REQUIRED WORK
Extract the lines that carry the string "kann" from the listing.

RECORDS SUPPLIED
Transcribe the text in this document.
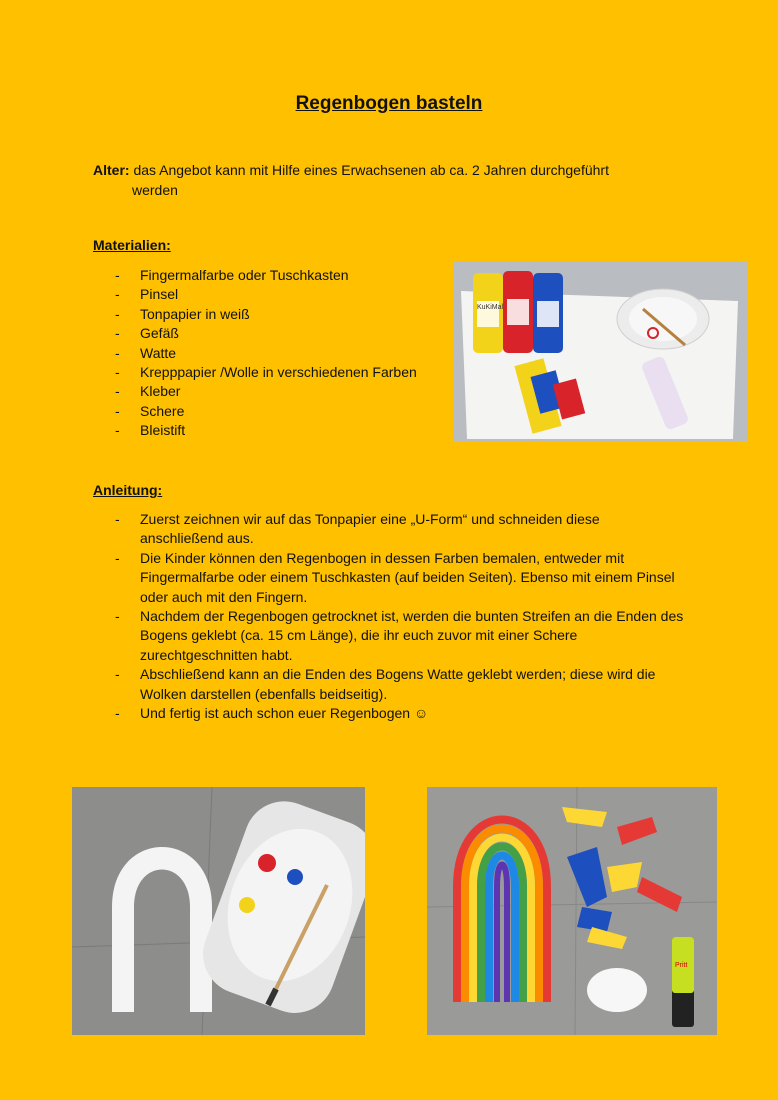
Regenbogen basteln
Alter: das Angebot kann mit Hilfe eines Erwachsenen ab ca. 2 Jahren durchgeführt
werden
Materialien:
- Fingermalfarbe oder Tuschkasten
- Pinsel
- Tonpapier in weiß
- Gefäß
- Watte
- Krepppapier /Wolle in verschiedenen Farben
- Kleber
- Schere
- Bleistift
KuKiMal
Anleitung:
- Zuerst zeichnen wir auf das Tonpapier eine „U-Form“ und schneiden diese anschließend aus.
- Die Kinder können den Regenbogen in dessen Farben bemalen, entweder mit Fingermalfarbe oder einem Tuschkasten (auf beiden Seiten). Ebenso mit einem Pinsel oder auch mit den Fingern.
- Nachdem der Regenbogen getrocknet ist, werden die bunten Streifen an die Enden des Bogens geklebt (ca. 15 cm Länge), die ihr euch zuvor mit einer Schere zurechtgeschnitten habt.
- Abschließend kann an die Enden des Bogens Watte geklebt werden; diese wird die Wolken darstellen (ebenfalls beidseitig).
- Und fertig ist auch schon euer Regenbogen ☺
Pritt
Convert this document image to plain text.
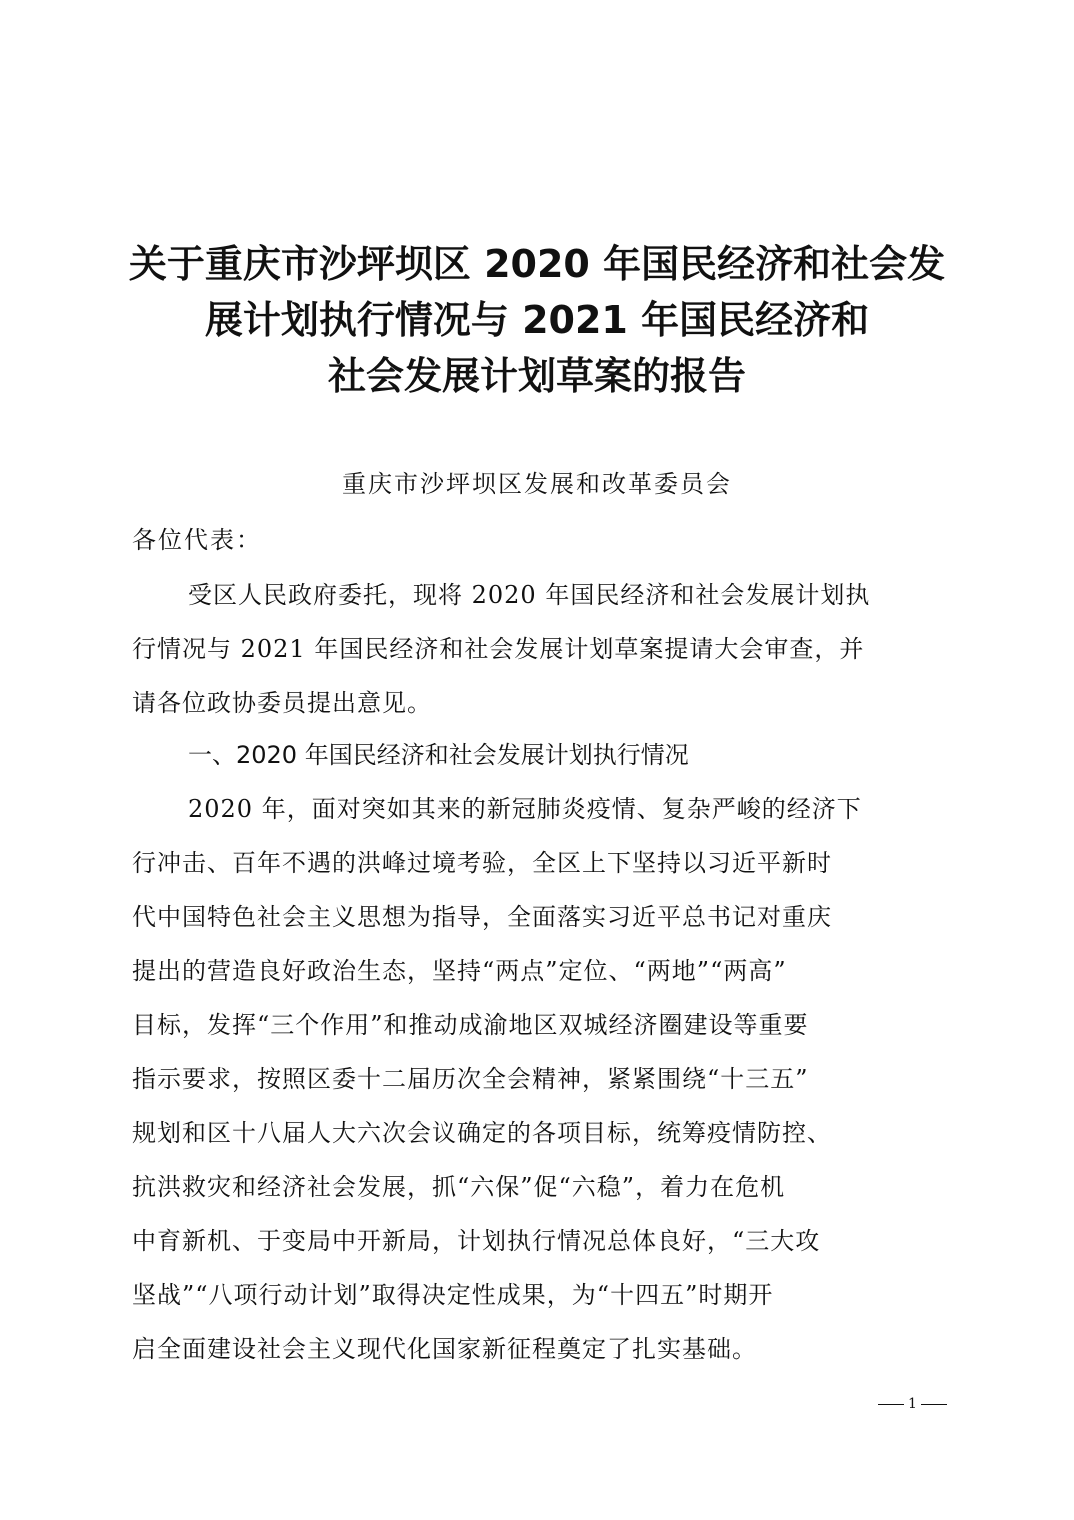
关于重庆市沙坪坝区 2020 年国民经济和社会发
展计划执行情况与 2021 年国民经济和
社会发展计划草案的报告
重庆市沙坪坝区发展和改革委员会
各位代表：
受区人民政府委托，现将 2020 年国民经济和社会发展计划执
行情况与 2021 年国民经济和社会发展计划草案提请大会审查，并
请各位政协委员提出意见。
一、2020 年国民经济和社会发展计划执行情况
2020 年，面对突如其来的新冠肺炎疫情、复杂严峻的经济下
行冲击、百年不遇的洪峰过境考验，全区上下坚持以习近平新时
代中国特色社会主义思想为指导，全面落实习近平总书记对重庆
提出的营造良好政治生态，坚持“两点”定位、“两地”“两高”
目标，发挥“三个作用”和推动成渝地区双城经济圈建设等重要
指示要求，按照区委十二届历次全会精神，紧紧围绕“十三五”
规划和区十八届人大六次会议确定的各项目标，统筹疫情防控、
抗洪救灾和经济社会发展，抓“六保”促“六稳”，着力在危机
中育新机、于变局中开新局，计划执行情况总体良好，“三大攻
坚战”“八项行动计划”取得决定性成果，为“十四五”时期开
启全面建设社会主义现代化国家新征程奠定了扎实基础。
1
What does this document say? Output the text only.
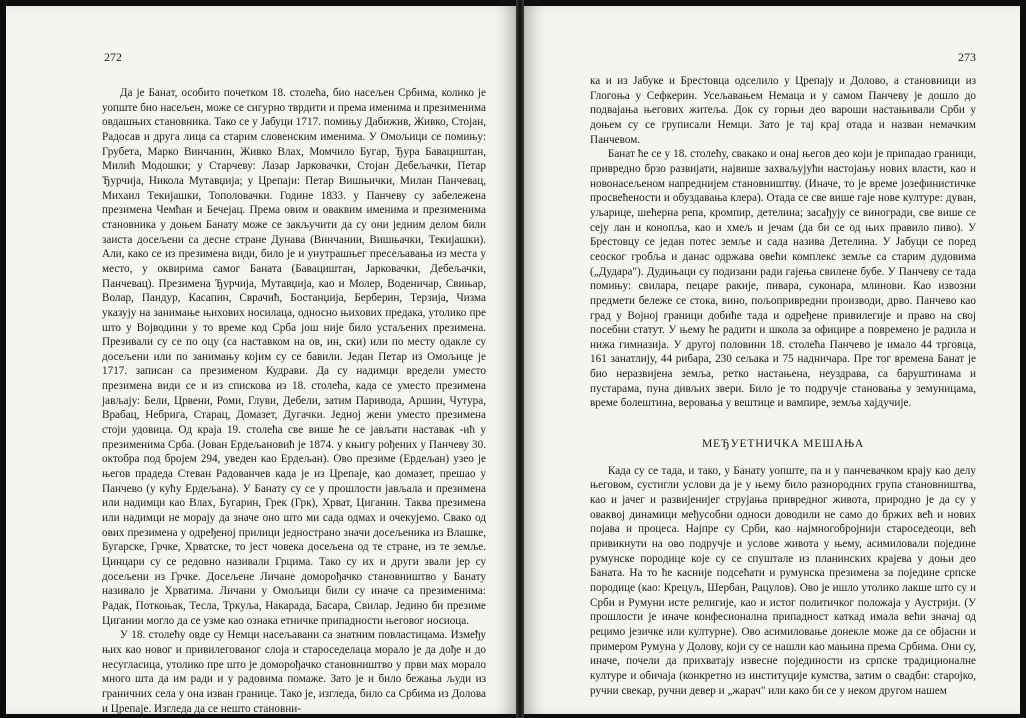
272

Да је Банат, особито почетком 18. столећа, био насељен Србима, колико је уопште био насељен, може се сигурно тврдити и према именима и презименима овдашњих становника. Тако се у Јабуци 1717. помињу Дабижив, Живко, Стојан, Радосав и друга лица са старим словенским именима. У Омољици се помињу: Грубета, Марко Винчанин, Живко Влах, Момчило Бугар, Ђура Бавациштан, Милић Модошки; у Старчеву: Лазар Јарковачки, Стојан Дебељачки, Петар Ђурчија, Никола Мутавџија; у Црепаји: Петар Вишњички, Милан Панчевац, Михаил Текијашки, Тополовачки. Године 1833. у Панчеву су забележена презимена Чемћан и Бечејац. Према овим и оваквим именима и презименима становника у доњем Банату може се закључити да су они једним делом били заиста досељени са десне стране Дунава (Винчании, Вишњачки, Текијашки). Али, како се из презимена види, било је и унутрашњег пресељавања из места у место, у оквирима самог Баната (Бавациштан, Јарковачки, Дебељачки, Панчевац). Презимена Ђурчија, Мутавџија, као и Молер, Воденичар, Свињар, Волар, Пандур, Касапин, Сврачић, Бостанџија, Берберин, Терзија, Чизма указују на занимање њихових носилаца, односно њихових предака, утолико пре што у Војводини у то време код Срба још није било устаљених презимена. Презивали су се по оцу (са наставком на ов, ин, ски) или по месту одакле су досељени или по занимању којим су се бавили. Један Петар из Омољице је 1717. записан са презименом Кудрави. Да су надимци вредели уместо презимена види се и из спискова из 18. столећа, када се уместо презимена јављају: Бели, Црвени, Роми, Глуви, Дебели, затим Паривода, Аршин, Чутура, Врабац, Небрига, Старац, Домазет, Дугачки. Једној жени уместо презимена стоји удовица. Од краја 19. столећа све више ће се јављати наставак -ић у презименима Срба. (Јован Ердељановић је 1874. у књигу рођених у Панчеву 30. октобра под бројем 294, уведен као Ердељан). Ово презиме (Ердељан) узео је његов прадеда Стеван Радованчев када је из Црепаје, као домазет, прешао у Панчево (у кућу Ердељана). У Банату су се у прошлости јављала и презимена или надимци као Влах, Бугарин, Грек (Грк), Хрват, Циганин. Таква презимена или надимци не морају да значе оно што ми сада одмах и очекујемо. Свако од ових презимена у одређеној прилици једнострано значи досељеника из Влашке, Бугарске, Грчке, Хрватске, то јест човека досељена од те стране, из те земље. Цинцари су се редовно називали Грцима. Тако су их и други звали јер су досељени из Грчке. Досељене Личане доморођачко становништво у Банату називало је Хрватима. Личани у Омољици били су иначе са презименима: Радак, Поткоњак, Тесла, Тркуља, Накарада, Басара, Свилар. Једино би презиме Цигании могло да се узме као ознака етничке припадности његовог носиоца.

У 18. столећу овде су Немци насељавани са знатним повластицама. Између њих као новог и привилегованог слоја и староседелаца морало је да дође и до несугласица, утолико пре што је доморођачко становништво у први мах морало много шта да им ради и у радовима помаже. Зато је и било бежања људи из граничних села у она изван границе. Тако је, изгледа, било са Србима из Долова и Црепаје. Изгледа да се нешто становни-

273

ка и из Јабуке и Брестовца одселило у Црепају и Долово, а становници из Глогоња у Сефкерин. Усељавањем Немаца и у самом Панчеву је дошло до подвајања његових житеља. Док су горњи део вароши настањивали Срби у доњем су се груписали Немци. Зато је тај крај отада и назван немачким Панчевом.

Банат ће се у 18. столећу, свакако и онај његов део који је припадао граници, привредно брзо развијати, највише захваљујући настојању нових власти, као и новонасељеном напреднијем становништву. (Иначе, то је време јозефинистичке просвећености и обуздавања клера). Отада се све више гаје нове културе: дуван, уљарице, шећерна репа, кромпир, детелина; засађују се виногради, све више се сеју лан и конопља, као и хмељ и јечам (да би се од њих правило пиво). У Брестовцу се један потес земље и сада назива Детелина. У Јабуци се поред сеоског гробља и данас одржава овећи комплекс земље са старим дудовима („Дудара"). Дудињаци су подизани ради гајења свилене бубе. У Панчеву се тада помињу: свилара, пецаре ракије, пивара, суконара, млинови. Као извозни предмети бележе се стока, вино, пољопривредни производи, дрво. Панчево као град у Војној граници добиће тада и одређене привилегије и право на свој посебни статут. У њему ће радити и школа за официре а повремено је радила и нижа гимназија. У другој половини 18. столећа Панчево је имало 44 трговца, 161 занатлију, 44 рибара, 230 сељака и 75 надничара. Пре тог времена Банат је био неразвијена земља, ретко настањена, неуздрава, са баруштинама и пустарама, пуна дивљих звери. Било је то подручје становања у земуницама, време болештина, веровања у вештице и вампире, земља хајдучије.

МЕЂУЕТНИЧКА МЕШАЊА

Када су се тада, и тако, у Банату уопште, па и у панчевачком крају као делу његовом, сустигли услови да је у њему било разнородних група становништва, као и јачег и развијенијег струјања привредног живота, природно је да су у оваквој динамици међусобни односи доводили не само до бржих већ и нових појава и процеса. Најпре су Срби, као најмногобројнији староседеоци, већ привикнути на ово подручје и услове живота у њему, асимиловали поједине румунске породице које су се спуштале из планинских крајева у доњи део Баната. На то ће касније подсећати и румунска презимена за поједине српске породице (као: Крецуљ, Шербан, Рацулов). Ово је ишло утолико лакше што су и Срби и Румуни исте религије, као и истог политичког положаја у Аустрији. (У прошлости је иначе конфесионална припадност каткад имала већи значај од рецимо језичке или културне). Ово асимиловање донекле може да се објасни и примером Румуна у Долову, који су се нашли као мањина према Србима. Они су, иначе, почели да прихватају извесне појединости из српске традиционалне културе и обичаја (конкретно из институције кумства, затим о свадби: старојко, ручни свекар, ручни девер и „жарач" или како би се у неком другом нашем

ANSWER TO THE EXERCISE
Alter: das Angebot kann mit Hilfe eines Erwachsenen ab ca. 2 Jahren durchgeführt
- Abschließend kann an die Enden des Bogens Watte geklebt werden; diese wird die Wolken darstellen (ebenfalls beidseitig).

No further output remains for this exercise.